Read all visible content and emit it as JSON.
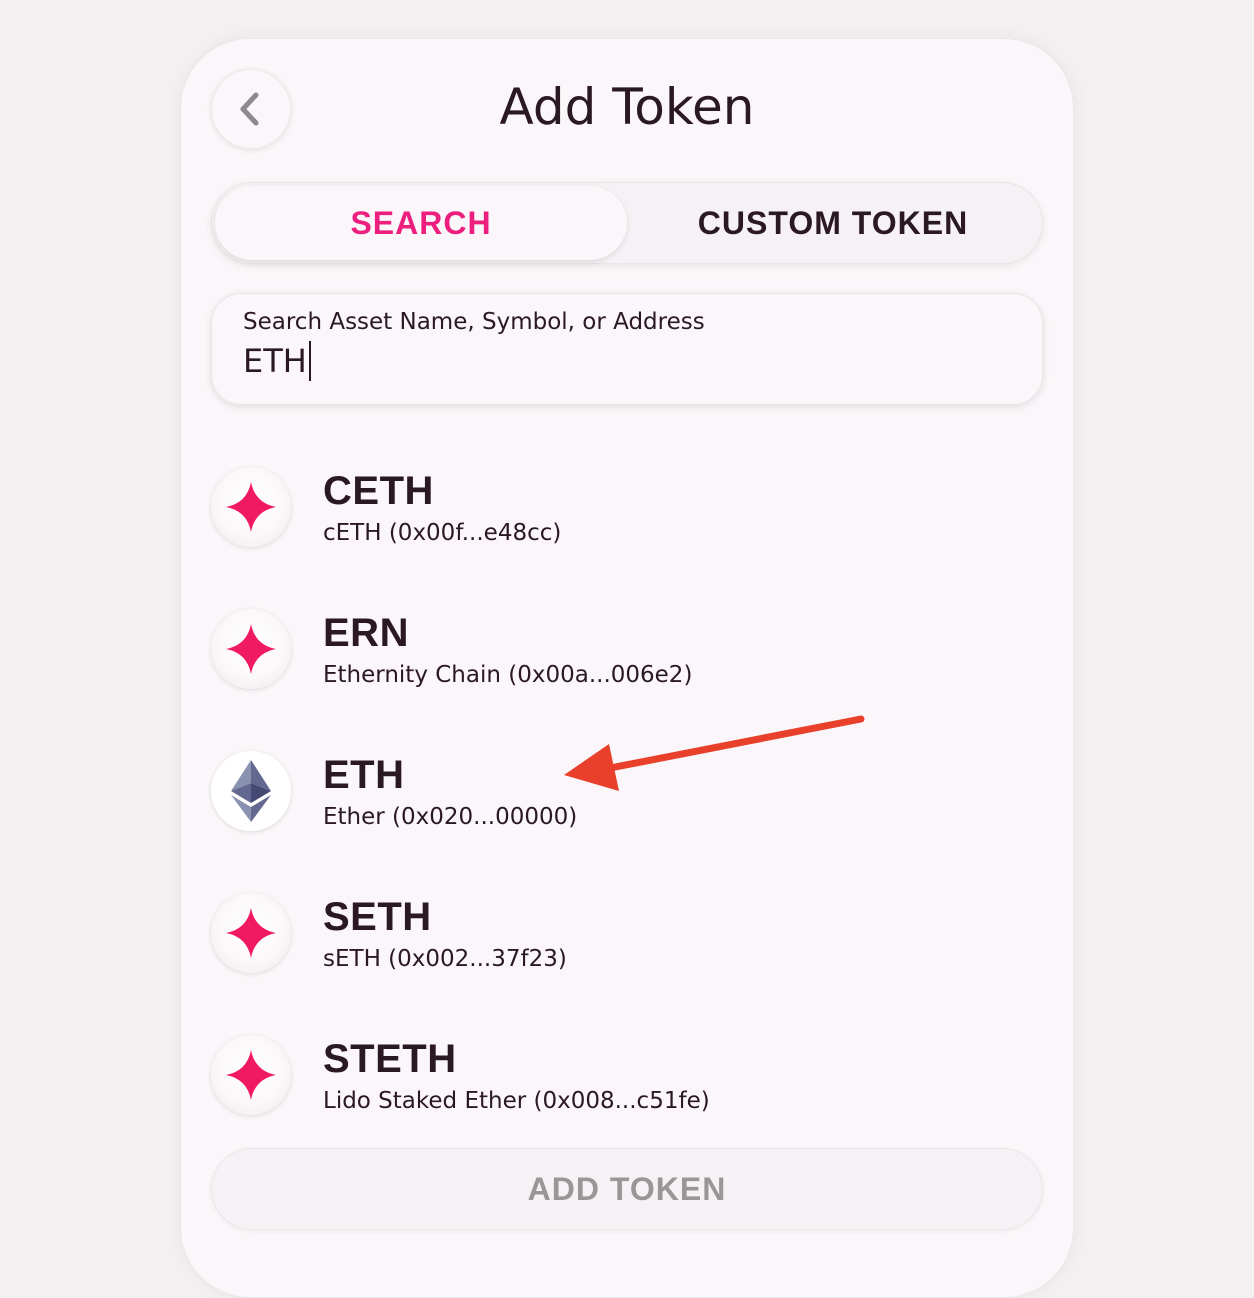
{
  "header": {
    "title": "Add Token"
  },
  "tabs": [
    {
      "label": "SEARCH",
      "active": true
    },
    {
      "label": "CUSTOM TOKEN",
      "active": false
    }
  ],
  "search": {
    "label": "Search Asset Name, Symbol, or Address",
    "value": "ETH"
  },
  "tokens": [
    {
      "symbol": "CETH",
      "description": "cETH (0x00f...e48cc)",
      "icon": "sparkle-icon"
    },
    {
      "symbol": "ERN",
      "description": "Ethernity Chain (0x00a...006e2)",
      "icon": "sparkle-icon"
    },
    {
      "symbol": "ETH",
      "description": "Ether (0x020...00000)",
      "icon": "ethereum-icon"
    },
    {
      "symbol": "SETH",
      "description": "sETH (0x002...37f23)",
      "icon": "sparkle-icon"
    },
    {
      "symbol": "STETH",
      "description": "Lido Staked Ether (0x008...c51fe)",
      "icon": "sparkle-icon"
    }
  ],
  "footer": {
    "add_button_label": "ADD TOKEN"
  },
  "colors": {
    "accent": "#ec1f7f",
    "sparkle": "#f01a62",
    "arrow": "#e8402a",
    "text": "#2a1822",
    "disabled": "#9b9598"
  }
}
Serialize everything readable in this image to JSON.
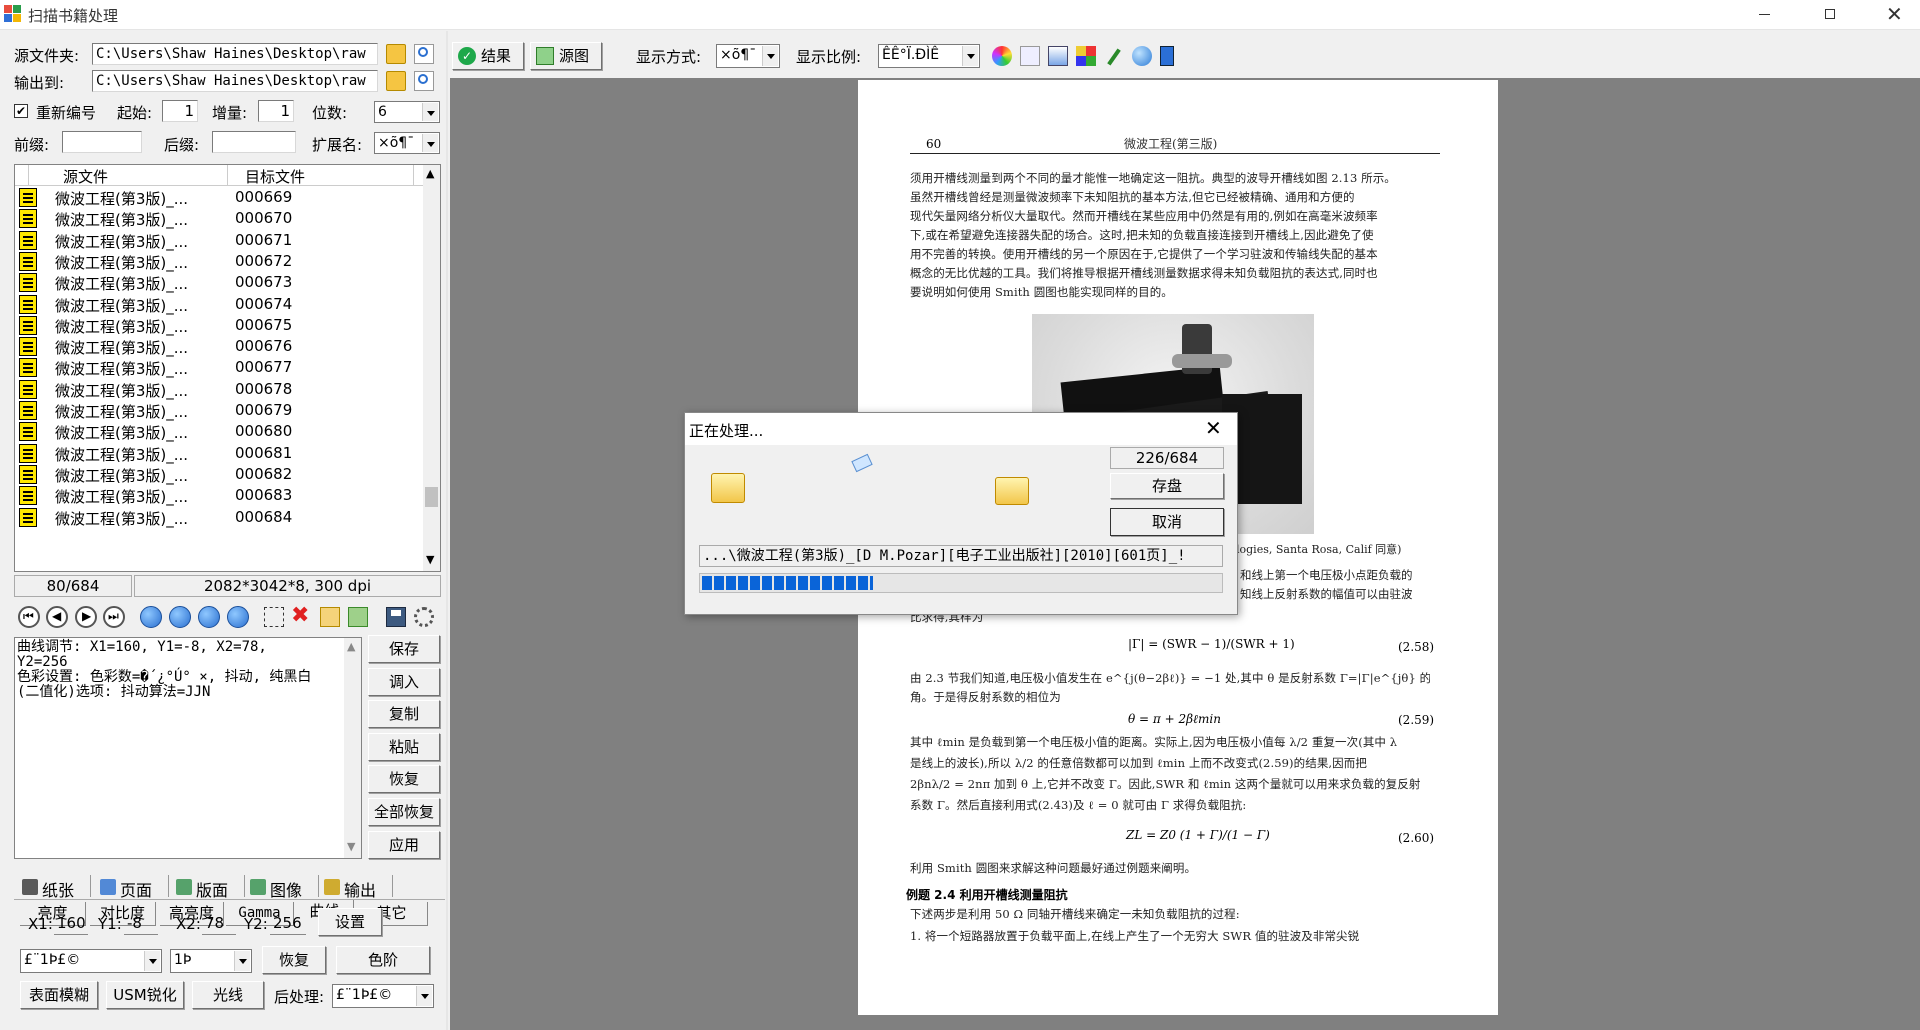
{
  "window": {
    "title": "扫描书籍处理"
  },
  "source": {
    "label": "源文件夹:",
    "path": "C:\\Users\\Shaw Haines\\Desktop\\raw"
  },
  "output": {
    "label": "输出到:",
    "path": "C:\\Users\\Shaw Haines\\Desktop\\raw"
  },
  "renumber": {
    "label": "重新编号",
    "checked": true,
    "start_label": "起始:",
    "start": "1",
    "step_label": "增量:",
    "step": "1",
    "digits_label": "位数:",
    "digits": "6"
  },
  "affix": {
    "prefix_label": "前缀:",
    "prefix": "",
    "suffix_label": "后缀:",
    "suffix": "",
    "ext_label": "扩展名:",
    "ext": "×õ¶¯"
  },
  "filelist": {
    "headers": [
      "源文件",
      "目标文件"
    ],
    "rows": [
      {
        "src": "微波工程(第3版)_...",
        "dst": "000669"
      },
      {
        "src": "微波工程(第3版)_...",
        "dst": "000670"
      },
      {
        "src": "微波工程(第3版)_...",
        "dst": "000671"
      },
      {
        "src": "微波工程(第3版)_...",
        "dst": "000672"
      },
      {
        "src": "微波工程(第3版)_...",
        "dst": "000673"
      },
      {
        "src": "微波工程(第3版)_...",
        "dst": "000674"
      },
      {
        "src": "微波工程(第3版)_...",
        "dst": "000675"
      },
      {
        "src": "微波工程(第3版)_...",
        "dst": "000676"
      },
      {
        "src": "微波工程(第3版)_...",
        "dst": "000677"
      },
      {
        "src": "微波工程(第3版)_...",
        "dst": "000678"
      },
      {
        "src": "微波工程(第3版)_...",
        "dst": "000679"
      },
      {
        "src": "微波工程(第3版)_...",
        "dst": "000680"
      },
      {
        "src": "微波工程(第3版)_...",
        "dst": "000681"
      },
      {
        "src": "微波工程(第3版)_...",
        "dst": "000682"
      },
      {
        "src": "微波工程(第3版)_...",
        "dst": "000683"
      },
      {
        "src": "微波工程(第3版)_...",
        "dst": "000684"
      }
    ],
    "count": "80/684",
    "image_info": "2082*3042*8, 300 dpi"
  },
  "log": {
    "text": "曲线调节: X1=160, Y1=-8, X2=78,\nY2=256\n色彩设置: 色彩数=�´¿°Ú° ×, 抖动, 纯黑白\n(二值化)选项: 抖动算法=JJN"
  },
  "side_buttons": [
    "保存",
    "调入",
    "复制",
    "粘贴",
    "恢复",
    "全部恢复",
    "应用"
  ],
  "tabs": [
    "纸张",
    "页面",
    "版面",
    "图像",
    "输出"
  ],
  "subtabs": [
    "亮度",
    "对比度",
    "高亮度",
    "Gamma",
    "曲线",
    "其它"
  ],
  "curve": {
    "x1_label": "X1:",
    "x1": "160",
    "y1_label": "Y1:",
    "y1": "-8",
    "x2_label": "X2:",
    "x2": "78",
    "y2_label": "Y2:",
    "y2": "256",
    "set_label": "设置"
  },
  "bottom": {
    "combo1": "£¨1Þ£©",
    "combo2": "1Þ",
    "restore": "恢复",
    "levels": "色阶",
    "blur": "表面模糊",
    "usm": "USM锐化",
    "light": "光线",
    "post_label": "后处理:",
    "post": "£¨1Þ£©"
  },
  "toolbar": {
    "result": "结果",
    "source": "源图",
    "display_label": "显示方式:",
    "display": "×õ¶¯",
    "scale_label": "显示比例:",
    "scale": "ÊÊ°Ï.ÐÌÊ"
  },
  "page": {
    "number": "60",
    "header": "微波工程(第三版)",
    "lines": [
      "须用开槽线测量到两个不同的量才能惟一地确定这一阻抗。典型的波导开槽线如图 2.13 所示。",
      "    虽然开槽线曾经是测量微波频率下未知阻抗的基本方法,但它已经被精确、通用和方便的",
      "现代矢量网络分析仪大量取代。然而开槽线在某些应用中仍然是有用的,例如在高毫米波频率",
      "下,或在希望避免连接器失配的场合。这时,把未知的负载直接连接到开槽线上,因此避免了使",
      "用不完善的转换。使用开槽线的另一个原因在于,它提供了一个学习驻波和传输线失配的基本",
      "概念的无比优越的工具。我们将推导根据开槽线测量数据求得未知负载阻抗的表达式,同时也",
      "要说明如何使用 Smith 圆图也能实现同样的目的。"
    ],
    "caption": "logies, Santa Rosa, Calif 同意)",
    "right_lines": [
      "和线上第一个电压极小点距负载的",
      "知线上反射系数的幅值可以由驻波"
    ],
    "cut_line": "比求得,其样为",
    "eq258": "|Γ| = (SWR − 1)/(SWR + 1)",
    "eq258_no": "(2.58)",
    "lines2": [
      "由 2.3 节我们知道,电压极小值发生在 e^{j(θ−2βℓ)} = −1 处,其中 θ 是反射系数 Γ=|Γ|e^{jθ} 的相位",
      "角。于是得反射系数的相位为"
    ],
    "eq259": "θ = π + 2βℓmin",
    "eq259_no": "(2.59)",
    "lines3": [
      "其中 ℓmin 是负载到第一个电压极小值的距离。实际上,因为电压极小值每 λ/2 重复一次(其中 λ",
      "是线上的波长),所以 λ/2 的任意倍数都可以加到 ℓmin 上而不改变式(2.59)的结果,因而把",
      "2βnλ/2 = 2nπ 加到 θ 上,它并不改变 Γ。因此,SWR 和 ℓmin 这两个量就可以用来求负载的复反射",
      "系数 Γ。然后直接利用式(2.43)及 ℓ = 0 就可由 Γ 求得负载阻抗:"
    ],
    "eq260": "ZL = Z0 (1 + Γ)/(1 − Γ)",
    "eq260_no": "(2.60)",
    "line4": "利用 Smith 圆图来求解这种问题最好通过例题来阐明。",
    "example_title": "例题 2.4   利用开槽线测量阻抗",
    "example_lines": [
      "    下述两步是利用 50 Ω 同轴开槽线来确定一未知负载阻抗的过程:",
      "    1. 将一个短路器放置于负载平面上,在线上产生了一个无穷大 SWR 值的驻波及非常尖锐"
    ]
  },
  "dialog": {
    "title": "正在处理...",
    "progress_text": "226/684",
    "progress_fraction": 0.33,
    "save": "存盘",
    "cancel": "取消",
    "path": "...\\微波工程(第3版)_[D M.Pozar][电子工业出版社][2010][601页]_!"
  },
  "colors": {
    "accent": "#0078d7",
    "progress": "#0a64d8",
    "workspace": "#808080"
  }
}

Task goal:
Leave out the pictures and print each record exactly as it stands.

Solved problem:
Read all visible content and emit it as JSON.
{
  "header": {
    "title": "Add Token"
  },
  "tabs": [
    {
      "label": "SEARCH",
      "active": true
    },
    {
      "label": "CUSTOM TOKEN",
      "active": false
    }
  ],
  "search": {
    "label": "Search Asset Name, Symbol, or Address",
    "value": "ETH"
  },
  "tokens": [
    {
      "symbol": "CETH",
      "description": "cETH (0x00f...e48cc)",
      "icon": "sparkle-icon"
    },
    {
      "symbol": "ERN",
      "description": "Ethernity Chain (0x00a...006e2)",
      "icon": "sparkle-icon"
    },
    {
      "symbol": "ETH",
      "description": "Ether (0x020...00000)",
      "icon": "ethereum-icon"
    },
    {
      "symbol": "SETH",
      "description": "sETH (0x002...37f23)",
      "icon": "sparkle-icon"
    },
    {
      "symbol": "STETH",
      "description": "Lido Staked Ether (0x008...c51fe)",
      "icon": "sparkle-icon"
    }
  ],
  "footer": {
    "add_button_label": "ADD TOKEN"
  },
  "colors": {
    "accent": "#ec1f7f",
    "sparkle": "#f01a62",
    "arrow": "#e8402a",
    "text": "#2a1822",
    "disabled": "#9b9598"
  }
}
Serialize everything readable in this image to JSON.
{
  "window": {
    "title": "扫描书籍处理"
  },
  "source": {
    "label": "源文件夹:",
    "path": "C:\\Users\\Shaw Haines\\Desktop\\raw"
  },
  "output": {
    "label": "输出到:",
    "path": "C:\\Users\\Shaw Haines\\Desktop\\raw"
  },
  "renumber": {
    "label": "重新编号",
    "checked": true,
    "start_label": "起始:",
    "start": "1",
    "step_label": "增量:",
    "step": "1",
    "digits_label": "位数:",
    "digits": "6"
  },
  "affix": {
    "prefix_label": "前缀:",
    "prefix": "",
    "suffix_label": "后缀:",
    "suffix": "",
    "ext_label": "扩展名:",
    "ext": "×õ¶¯"
  },
  "filelist": {
    "headers": [
      "源文件",
      "目标文件"
    ],
    "rows": [
      {
        "src": "微波工程(第3版)_...",
        "dst": "000669"
      },
      {
        "src": "微波工程(第3版)_...",
        "dst": "000670"
      },
      {
        "src": "微波工程(第3版)_...",
        "dst": "000671"
      },
      {
        "src": "微波工程(第3版)_...",
        "dst": "000672"
      },
      {
        "src": "微波工程(第3版)_...",
        "dst": "000673"
      },
      {
        "src": "微波工程(第3版)_...",
        "dst": "000674"
      },
      {
        "src": "微波工程(第3版)_...",
        "dst": "000675"
      },
      {
        "src": "微波工程(第3版)_...",
        "dst": "000676"
      },
      {
        "src": "微波工程(第3版)_...",
        "dst": "000677"
      },
      {
        "src": "微波工程(第3版)_...",
        "dst": "000678"
      },
      {
        "src": "微波工程(第3版)_...",
        "dst": "000679"
      },
      {
        "src": "微波工程(第3版)_...",
        "dst": "000680"
      },
      {
        "src": "微波工程(第3版)_...",
        "dst": "000681"
      },
      {
        "src": "微波工程(第3版)_...",
        "dst": "000682"
      },
      {
        "src": "微波工程(第3版)_...",
        "dst": "000683"
      },
      {
        "src": "微波工程(第3版)_...",
        "dst": "000684"
      }
    ],
    "count": "80/684",
    "image_info": "2082*3042*8, 300 dpi"
  },
  "log": {
    "text": "曲线调节: X1=160, Y1=-8, X2=78,\nY2=256\n色彩设置: 色彩数=�´¿°Ú° ×, 抖动, 纯黑白\n(二值化)选项: 抖动算法=JJN"
  },
  "side_buttons": [
    "保存",
    "调入",
    "复制",
    "粘贴",
    "恢复",
    "全部恢复",
    "应用"
  ],
  "tabs": [
    "纸张",
    "页面",
    "版面",
    "图像",
    "输出"
  ],
  "subtabs": [
    "亮度",
    "对比度",
    "高亮度",
    "Gamma",
    "曲线",
    "其它"
  ],
  "curve": {
    "x1_label": "X1:",
    "x1": "160",
    "y1_label": "Y1:",
    "y1": "-8",
    "x2_label": "X2:",
    "x2": "78",
    "y2_label": "Y2:",
    "y2": "256",
    "set_label": "设置"
  },
  "bottom": {
    "combo1": "£¨1Þ£©",
    "combo2": "1Þ",
    "restore": "恢复",
    "levels": "色阶",
    "blur": "表面模糊",
    "usm": "USM锐化",
    "light": "光线",
    "post_label": "后处理:",
    "post": "£¨1Þ£©"
  },
  "toolbar": {
    "result": "结果",
    "source": "源图",
    "display_label": "显示方式:",
    "display": "×õ¶¯",
    "scale_label": "显示比例:",
    "scale": "ÊÊ°Ï.ÐÌÊ"
  },
  "page": {
    "number": "60",
    "header": "微波工程(第三版)",
    "lines": [
      "须用开槽线测量到两个不同的量才能惟一地确定这一阻抗。典型的波导开槽线如图 2.13 所示。",
      "    虽然开槽线曾经是测量微波频率下未知阻抗的基本方法,但它已经被精确、通用和方便的",
      "现代矢量网络分析仪大量取代。然而开槽线在某些应用中仍然是有用的,例如在高毫米波频率",
      "下,或在希望避免连接器失配的场合。这时,把未知的负载直接连接到开槽线上,因此避免了使",
      "用不完善的转换。使用开槽线的另一个原因在于,它提供了一个学习驻波和传输线失配的基本",
      "概念的无比优越的工具。我们将推导根据开槽线测量数据求得未知负载阻抗的表达式,同时也",
      "要说明如何使用 Smith 圆图也能实现同样的目的。"
    ],
    "caption": "logies, Santa Rosa, Calif 同意)",
    "right_lines": [
      "和线上第一个电压极小点距负载的",
      "知线上反射系数的幅值可以由驻波"
    ],
    "cut_line": "比求得,其样为",
    "eq258": "|Γ| = (SWR − 1)/(SWR + 1)",
    "eq258_no": "(2.58)",
    "lines2": [
      "由 2.3 节我们知道,电压极小值发生在 e^{j(θ−2βℓ)} = −1 处,其中 θ 是反射系数 Γ=|Γ|e^{jθ} 的相位",
      "角。于是得反射系数的相位为"
    ],
    "eq259": "θ = π + 2βℓmin",
    "eq259_no": "(2.59)",
    "lines3": [
      "其中 ℓmin 是负载到第一个电压极小值的距离。实际上,因为电压极小值每 λ/2 重复一次(其中 λ",
      "是线上的波长),所以 λ/2 的任意倍数都可以加到 ℓmin 上而不改变式(2.59)的结果,因而把",
      "2βnλ/2 = 2nπ 加到 θ 上,它并不改变 Γ。因此,SWR 和 ℓmin 这两个量就可以用来求负载的复反射",
      "系数 Γ。然后直接利用式(2.43)及 ℓ = 0 就可由 Γ 求得负载阻抗:"
    ],
    "eq260": "ZL = Z0 (1 + Γ)/(1 − Γ)",
    "eq260_no": "(2.60)",
    "line4": "利用 Smith 圆图来求解这种问题最好通过例题来阐明。",
    "example_title": "例题 2.4   利用开槽线测量阻抗",
    "example_lines": [
      "    下述两步是利用 50 Ω 同轴开槽线来确定一未知负载阻抗的过程:",
      "    1. 将一个短路器放置于负载平面上,在线上产生了一个无穷大 SWR 值的驻波及非常尖锐"
    ]
  },
  "dialog": {
    "title": "正在处理...",
    "progress_text": "226/684",
    "progress_fraction": 0.33,
    "save": "存盘",
    "cancel": "取消",
    "path": "...\\微波工程(第3版)_[D M.Pozar][电子工业出版社][2010][601页]_!"
  },
  "colors": {
    "accent": "#0078d7",
    "progress": "#0a64d8",
    "workspace": "#808080"
  }
}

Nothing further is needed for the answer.